### WHAT IS EXPECTED
The records below are to be copied word for word, with every picture left out.
-------- EXERCISE INPUT --------
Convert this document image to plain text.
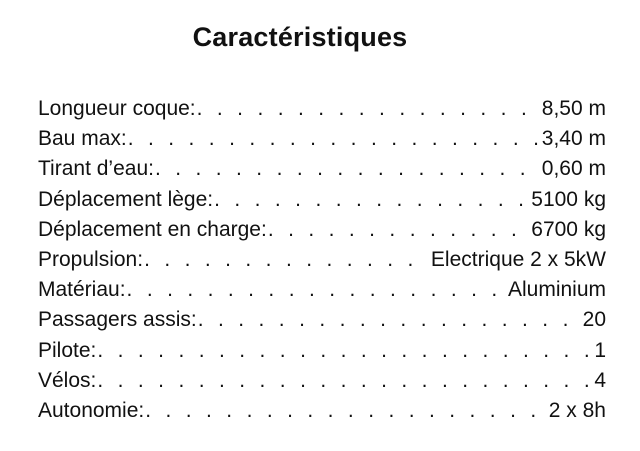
Caractéristiques
Longueur coque: . . .	8,50 m
Bau max: . . .	3,40 m
Tirant d’eau: . . .	0,60 m
Déplacement lège: . . .	5100 kg
Déplacement en charge: . . .	6700 kg
Propulsion: . . .	Electrique 2 x 5kW
Matériau: . . .	Aluminium
Passagers assis: . . .	20
Pilote: . . .	1
Vélos: . . .	4
Autonomie: . . .	2 x 8h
--------
### THE ANSWER
Convert this document image to plain text.
Caractéristiques
Longueur coque: . . .	8,50 m
Bau max: . . .	3,40 m
Tirant d’eau: . . .	0,60 m
Déplacement lège: . . .	5100 kg
Déplacement en charge: . . .	6700 kg
Propulsion: . . .	Electrique 2 x 5kW
Matériau: . . .	Aluminium
Passagers assis: . . .	20
Pilote: . . .	1
Vélos: . . .	4
Autonomie: . . .	2 x 8h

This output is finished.